A new fingerprinting technique, developed by a team of University of Cambridge, allows websites to uniquely identify a phone, based on data from the accelerometer, gyroscope, and magnetometer sensors.



Usually web browser provides a range of information to the website, including the name and version of software, screen size, fonts installed, officially in order to provide a better user experience.

However this information can also be used to track users, generating a distinctive signature, or device fingerprint, thact may be used to track users across websites.

Some browsers itself (i.e. Firefox 67) or browser plugins (such us Privacy Badger) allows user to try avoid browser fingerprinting filtering tracking cookies, requests to tracking domains or limiting use of canvas fingerprinting.

https://www.youtube.com/watch?v=w95SiRYaMx0

This brand new technique, named SensorID has been developed by Jiexin Zhang , Alastair Beresford and Ian Sheret from University of Cambridge: using data from the accelerometer, gyroscope, and magnetometer sensors allow website to create a unique fingerprint of users smartphones.

We have developed a new type of fingerprinting attack, the calibration fingerprinting attack. Our attack uses data gathered from the accelerometer, gyroscope and magnetometer sensors found in smartphones to construct a globally unique fingerprint. Overall, our attack has the following advantages:

- The attack can be launched by any website you visit or any app you use on a vulnerable device without requiring any explicit confirmation or consent from you.
- The attack takes less than one second to generate a fingerprint.
- The attack can generate a globally unique fingerprint for iOS devices.
- The calibration fingerprint never changes, even after a factory reset.
- The attack provides an effective means to track you as you browse across the web and move between apps on your phone.

https://sensorid.cl.cam.ac.uk/

A PoC (the same used in the video above) is available at https://sensorid.cl.cam.ac.uk/gyroID/:

This proof-of-concept website obtains a hardware identifier for iOS devices based on the calibration information of the gyroscope. This identifier cannot be changed by the user, including with a factory reset. This method works on all iOS devices we have tested that contain a gyroscope.
Extracting the calibration matrix typically takes a few seconds and does not depend on the position or orientation of the device. Vigorous movement during extraction requires additional samples.
This website only works for iOS devices with an M-series motion coprocessor.


How to mitigate this fingerprinting technique?

To mitigate this fingerprint attack, researchers suggest vendors to add an "uniformly distributed random noise to ADC outputs before calibration is applied".
Alternatively, vendors could round the sensor outputs to the nearest multiple of the nominal gain.

This technique was disclosed to Apple on August 2018 and to Google on December 2018.
On iOS 12.2, Apple adopted suggestions and added random noise to the ADC outputs (CVE-2019-8541) and removes access to motion sensors from Mobile Safari by default.
Google is currently still working on a fix.

Entries provided>

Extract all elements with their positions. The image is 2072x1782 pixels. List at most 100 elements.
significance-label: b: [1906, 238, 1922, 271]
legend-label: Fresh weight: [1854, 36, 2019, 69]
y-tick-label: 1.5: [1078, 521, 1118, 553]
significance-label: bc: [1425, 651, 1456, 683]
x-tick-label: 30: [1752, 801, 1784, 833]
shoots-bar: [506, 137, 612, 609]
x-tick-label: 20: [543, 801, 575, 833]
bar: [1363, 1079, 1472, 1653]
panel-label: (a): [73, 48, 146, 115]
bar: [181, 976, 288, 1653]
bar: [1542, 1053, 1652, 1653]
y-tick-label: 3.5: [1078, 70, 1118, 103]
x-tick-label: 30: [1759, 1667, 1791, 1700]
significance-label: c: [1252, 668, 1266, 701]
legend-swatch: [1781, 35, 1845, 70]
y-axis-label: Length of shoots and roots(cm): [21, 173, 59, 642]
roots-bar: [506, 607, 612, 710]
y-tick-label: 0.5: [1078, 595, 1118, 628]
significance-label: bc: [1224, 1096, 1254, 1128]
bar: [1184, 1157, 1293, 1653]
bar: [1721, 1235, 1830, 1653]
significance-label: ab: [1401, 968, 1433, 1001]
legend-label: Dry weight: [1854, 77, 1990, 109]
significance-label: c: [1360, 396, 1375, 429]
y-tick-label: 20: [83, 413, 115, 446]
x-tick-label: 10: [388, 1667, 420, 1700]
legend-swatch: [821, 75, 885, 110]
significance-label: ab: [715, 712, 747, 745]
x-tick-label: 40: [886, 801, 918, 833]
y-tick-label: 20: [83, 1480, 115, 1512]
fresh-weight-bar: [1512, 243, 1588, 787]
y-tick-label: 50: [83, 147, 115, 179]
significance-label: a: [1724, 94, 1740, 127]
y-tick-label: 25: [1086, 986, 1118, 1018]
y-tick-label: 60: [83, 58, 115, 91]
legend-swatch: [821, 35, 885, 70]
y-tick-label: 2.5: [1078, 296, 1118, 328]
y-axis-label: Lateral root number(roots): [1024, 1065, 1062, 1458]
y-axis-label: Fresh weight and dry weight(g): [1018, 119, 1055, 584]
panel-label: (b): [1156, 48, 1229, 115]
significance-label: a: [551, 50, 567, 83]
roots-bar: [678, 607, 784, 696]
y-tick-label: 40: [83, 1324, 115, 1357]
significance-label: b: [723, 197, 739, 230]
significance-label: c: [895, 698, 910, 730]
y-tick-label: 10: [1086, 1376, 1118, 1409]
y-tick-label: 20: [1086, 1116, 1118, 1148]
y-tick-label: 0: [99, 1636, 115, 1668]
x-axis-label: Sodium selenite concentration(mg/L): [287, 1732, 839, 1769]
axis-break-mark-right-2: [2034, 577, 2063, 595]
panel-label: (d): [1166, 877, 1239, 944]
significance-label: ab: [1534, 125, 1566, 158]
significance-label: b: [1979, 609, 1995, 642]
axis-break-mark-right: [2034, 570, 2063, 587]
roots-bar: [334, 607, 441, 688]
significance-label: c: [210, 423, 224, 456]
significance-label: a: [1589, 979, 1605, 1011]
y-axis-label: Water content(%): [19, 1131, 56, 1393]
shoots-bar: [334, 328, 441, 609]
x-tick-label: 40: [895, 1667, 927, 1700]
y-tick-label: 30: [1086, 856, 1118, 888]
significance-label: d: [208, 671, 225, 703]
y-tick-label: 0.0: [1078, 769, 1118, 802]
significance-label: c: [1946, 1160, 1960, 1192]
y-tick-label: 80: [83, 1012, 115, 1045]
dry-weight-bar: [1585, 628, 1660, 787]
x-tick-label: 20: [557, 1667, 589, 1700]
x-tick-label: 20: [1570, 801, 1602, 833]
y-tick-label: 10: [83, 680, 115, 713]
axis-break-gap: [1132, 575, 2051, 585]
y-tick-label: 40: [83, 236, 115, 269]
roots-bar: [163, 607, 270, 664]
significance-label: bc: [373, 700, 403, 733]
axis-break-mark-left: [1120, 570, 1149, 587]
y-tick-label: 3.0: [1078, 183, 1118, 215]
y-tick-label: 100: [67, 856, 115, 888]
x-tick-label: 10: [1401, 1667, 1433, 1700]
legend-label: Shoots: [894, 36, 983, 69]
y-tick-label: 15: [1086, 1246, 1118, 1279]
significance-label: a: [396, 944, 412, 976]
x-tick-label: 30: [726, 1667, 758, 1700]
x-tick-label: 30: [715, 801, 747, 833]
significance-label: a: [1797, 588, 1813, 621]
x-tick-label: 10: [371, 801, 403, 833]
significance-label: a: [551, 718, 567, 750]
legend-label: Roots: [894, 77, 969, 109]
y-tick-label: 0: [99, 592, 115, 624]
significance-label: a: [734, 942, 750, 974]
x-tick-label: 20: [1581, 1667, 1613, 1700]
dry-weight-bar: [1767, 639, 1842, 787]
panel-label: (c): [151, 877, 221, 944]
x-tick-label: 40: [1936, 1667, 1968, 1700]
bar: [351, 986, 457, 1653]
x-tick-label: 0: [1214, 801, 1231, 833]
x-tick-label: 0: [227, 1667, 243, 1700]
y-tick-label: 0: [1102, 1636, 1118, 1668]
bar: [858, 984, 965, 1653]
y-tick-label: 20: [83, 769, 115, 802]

Work to complete>
1 > Answer these questions from the article on sensor fingerprinting:
(a) What name was given to the new technique?
(b) How long does the attack take to generate a fingerprint?
(c) In what month and year was the technique disclosed to Google?
2 > Repeat the part of the article on sensor fingerprinting that begins at the words "- The attack provides" and stops after "this fingerprinting technique?".
The records have no connection to the text.

Solution list>
1 >
(a) SensorID
(b) Less than one second
(c) December 2018

2 >
- The attack provides an effective means to track you as you browse across the web and move between apps on your phone.

https://sensorid.cl.cam.ac.uk/

A PoC (the same used in the video above) is available at https://sensorid.cl.cam.ac.uk/gyroID/:

This proof-of-concept website obtains a hardware identifier for iOS devices based on the calibration information of the gyroscope. This identifier cannot be changed by the user, including with a factory reset. This method works on all iOS devices we have tested that contain a gyroscope.
Extracting the calibration matrix typically takes a few seconds and does not depend on the position or orientation of the device. Vigorous movement during extraction requires additional samples.
This website only works for iOS devices with an M-series motion coprocessor.


How to mitigate this fingerprinting technique?